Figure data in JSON
-=-=-=-=-

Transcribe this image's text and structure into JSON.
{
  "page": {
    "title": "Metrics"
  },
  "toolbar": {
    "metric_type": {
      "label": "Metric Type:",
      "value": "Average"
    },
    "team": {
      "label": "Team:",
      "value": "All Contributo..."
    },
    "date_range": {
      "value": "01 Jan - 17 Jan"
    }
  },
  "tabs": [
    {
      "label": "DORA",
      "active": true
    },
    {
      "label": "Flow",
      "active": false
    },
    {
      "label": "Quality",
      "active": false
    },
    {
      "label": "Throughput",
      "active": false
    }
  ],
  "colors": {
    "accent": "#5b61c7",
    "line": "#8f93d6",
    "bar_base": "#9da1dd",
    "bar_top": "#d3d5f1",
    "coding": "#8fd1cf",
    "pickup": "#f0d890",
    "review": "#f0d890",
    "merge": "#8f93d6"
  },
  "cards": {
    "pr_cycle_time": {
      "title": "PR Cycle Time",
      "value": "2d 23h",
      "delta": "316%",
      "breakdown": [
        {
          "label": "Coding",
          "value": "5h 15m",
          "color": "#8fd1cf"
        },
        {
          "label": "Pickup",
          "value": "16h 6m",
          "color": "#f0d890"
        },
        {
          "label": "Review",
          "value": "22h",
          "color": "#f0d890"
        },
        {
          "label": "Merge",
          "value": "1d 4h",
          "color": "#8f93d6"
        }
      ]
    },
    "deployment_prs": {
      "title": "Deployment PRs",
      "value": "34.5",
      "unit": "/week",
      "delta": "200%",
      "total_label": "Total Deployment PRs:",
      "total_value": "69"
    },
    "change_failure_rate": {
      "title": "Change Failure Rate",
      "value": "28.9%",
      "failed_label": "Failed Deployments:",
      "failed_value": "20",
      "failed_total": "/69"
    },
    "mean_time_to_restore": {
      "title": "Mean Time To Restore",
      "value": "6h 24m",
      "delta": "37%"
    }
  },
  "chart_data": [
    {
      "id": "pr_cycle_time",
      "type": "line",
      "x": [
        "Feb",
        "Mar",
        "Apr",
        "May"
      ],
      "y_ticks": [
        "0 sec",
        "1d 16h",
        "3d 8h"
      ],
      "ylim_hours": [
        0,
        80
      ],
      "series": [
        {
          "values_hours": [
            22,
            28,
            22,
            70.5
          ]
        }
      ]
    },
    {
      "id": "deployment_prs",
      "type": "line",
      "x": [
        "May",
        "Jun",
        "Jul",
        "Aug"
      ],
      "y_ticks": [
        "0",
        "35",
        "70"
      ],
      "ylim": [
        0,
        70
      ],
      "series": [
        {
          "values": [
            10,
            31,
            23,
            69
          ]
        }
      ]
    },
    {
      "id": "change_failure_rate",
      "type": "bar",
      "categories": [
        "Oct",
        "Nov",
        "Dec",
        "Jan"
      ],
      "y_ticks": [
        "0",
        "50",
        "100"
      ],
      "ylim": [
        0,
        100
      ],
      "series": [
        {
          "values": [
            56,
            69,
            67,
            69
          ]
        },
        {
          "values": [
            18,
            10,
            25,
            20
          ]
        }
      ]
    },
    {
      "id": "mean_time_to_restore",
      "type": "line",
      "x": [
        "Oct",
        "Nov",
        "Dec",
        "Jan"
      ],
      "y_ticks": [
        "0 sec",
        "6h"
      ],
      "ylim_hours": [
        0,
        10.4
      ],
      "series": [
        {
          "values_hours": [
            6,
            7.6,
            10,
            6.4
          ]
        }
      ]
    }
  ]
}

-=-=-=-=-

Task description: Your task is to repeat the data exactly, with nothing left out.

Complete response:
Transcribe this image's text and structure into JSON.
{
  "page": {
    "title": "Metrics"
  },
  "toolbar": {
    "metric_type": {
      "label": "Metric Type:",
      "value": "Average"
    },
    "team": {
      "label": "Team:",
      "value": "All Contributo..."
    },
    "date_range": {
      "value": "01 Jan - 17 Jan"
    }
  },
  "tabs": [
    {
      "label": "DORA",
      "active": true
    },
    {
      "label": "Flow",
      "active": false
    },
    {
      "label": "Quality",
      "active": false
    },
    {
      "label": "Throughput",
      "active": false
    }
  ],
  "colors": {
    "accent": "#5b61c7",
    "line": "#8f93d6",
    "bar_base": "#9da1dd",
    "bar_top": "#d3d5f1",
    "coding": "#8fd1cf",
    "pickup": "#f0d890",
    "review": "#f0d890",
    "merge": "#8f93d6"
  },
  "cards": {
    "pr_cycle_time": {
      "title": "PR Cycle Time",
      "value": "2d 23h",
      "delta": "316%",
      "breakdown": [
        {
          "label": "Coding",
          "value": "5h 15m",
          "color": "#8fd1cf"
        },
        {
          "label": "Pickup",
          "value": "16h 6m",
          "color": "#f0d890"
        },
        {
          "label": "Review",
          "value": "22h",
          "color": "#f0d890"
        },
        {
          "label": "Merge",
          "value": "1d 4h",
          "color": "#8f93d6"
        }
      ]
    },
    "deployment_prs": {
      "title": "Deployment PRs",
      "value": "34.5",
      "unit": "/week",
      "delta": "200%",
      "total_label": "Total Deployment PRs:",
      "total_value": "69"
    },
    "change_failure_rate": {
      "title": "Change Failure Rate",
      "value": "28.9%",
      "failed_label": "Failed Deployments:",
      "failed_value": "20",
      "failed_total": "/69"
    },
    "mean_time_to_restore": {
      "title": "Mean Time To Restore",
      "value": "6h 24m",
      "delta": "37%"
    }
  },
  "chart_data": [
    {
      "id": "pr_cycle_time",
      "type": "line",
      "x": [
        "Feb",
        "Mar",
        "Apr",
        "May"
      ],
      "y_ticks": [
        "0 sec",
        "1d 16h",
        "3d 8h"
      ],
      "ylim_hours": [
        0,
        80
      ],
      "series": [
        {
          "values_hours": [
            22,
            28,
            22,
            70.5
          ]
        }
      ]
    },
    {
      "id": "deployment_prs",
      "type": "line",
      "x": [
        "May",
        "Jun",
        "Jul",
        "Aug"
      ],
      "y_ticks": [
        "0",
        "35",
        "70"
      ],
      "ylim": [
        0,
        70
      ],
      "series": [
        {
          "values": [
            10,
            31,
            23,
            69
          ]
        }
      ]
    },
    {
      "id": "change_failure_rate",
      "type": "bar",
      "categories": [
        "Oct",
        "Nov",
        "Dec",
        "Jan"
      ],
      "y_ticks": [
        "0",
        "50",
        "100"
      ],
      "ylim": [
        0,
        100
      ],
      "series": [
        {
          "values": [
            56,
            69,
            67,
            69
          ]
        },
        {
          "values": [
            18,
            10,
            25,
            20
          ]
        }
      ]
    },
    {
      "id": "mean_time_to_restore",
      "type": "line",
      "x": [
        "Oct",
        "Nov",
        "Dec",
        "Jan"
      ],
      "y_ticks": [
        "0 sec",
        "6h"
      ],
      "ylim_hours": [
        0,
        10.4
      ],
      "series": [
        {
          "values_hours": [
            6,
            7.6,
            10,
            6.4
          ]
        }
      ]
    }
  ]
}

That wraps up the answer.